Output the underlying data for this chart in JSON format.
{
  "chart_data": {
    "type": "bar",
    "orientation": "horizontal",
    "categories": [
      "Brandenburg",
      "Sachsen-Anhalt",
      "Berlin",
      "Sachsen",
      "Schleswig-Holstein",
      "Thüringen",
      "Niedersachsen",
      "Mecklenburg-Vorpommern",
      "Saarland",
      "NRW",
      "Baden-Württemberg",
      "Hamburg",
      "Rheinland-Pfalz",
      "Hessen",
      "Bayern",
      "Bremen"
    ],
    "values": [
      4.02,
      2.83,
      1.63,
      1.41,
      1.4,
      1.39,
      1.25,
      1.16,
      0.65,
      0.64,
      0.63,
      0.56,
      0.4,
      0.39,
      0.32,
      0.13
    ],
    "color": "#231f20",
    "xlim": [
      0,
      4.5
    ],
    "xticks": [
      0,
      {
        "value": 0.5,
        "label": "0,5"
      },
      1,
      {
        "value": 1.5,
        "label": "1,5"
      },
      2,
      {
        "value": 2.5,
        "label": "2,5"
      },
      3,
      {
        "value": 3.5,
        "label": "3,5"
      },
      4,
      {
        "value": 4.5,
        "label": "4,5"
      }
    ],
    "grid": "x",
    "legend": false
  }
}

▸ **Your objective**: Set down all of the data above, word for word.

▸ **Exercise response**:
Output the underlying data for this chart in JSON format.
{
  "chart_data": {
    "type": "bar",
    "orientation": "horizontal",
    "categories": [
      "Brandenburg",
      "Sachsen-Anhalt",
      "Berlin",
      "Sachsen",
      "Schleswig-Holstein",
      "Thüringen",
      "Niedersachsen",
      "Mecklenburg-Vorpommern",
      "Saarland",
      "NRW",
      "Baden-Württemberg",
      "Hamburg",
      "Rheinland-Pfalz",
      "Hessen",
      "Bayern",
      "Bremen"
    ],
    "values": [
      4.02,
      2.83,
      1.63,
      1.41,
      1.4,
      1.39,
      1.25,
      1.16,
      0.65,
      0.64,
      0.63,
      0.56,
      0.4,
      0.39,
      0.32,
      0.13
    ],
    "color": "#231f20",
    "xlim": [
      0,
      4.5
    ],
    "xticks": [
      0,
      {
        "value": 0.5,
        "label": "0,5"
      },
      1,
      {
        "value": 1.5,
        "label": "1,5"
      },
      2,
      {
        "value": 2.5,
        "label": "2,5"
      },
      3,
      {
        "value": 3.5,
        "label": "3,5"
      },
      4,
      {
        "value": 4.5,
        "label": "4,5"
      }
    ],
    "grid": "x",
    "legend": false
  }
}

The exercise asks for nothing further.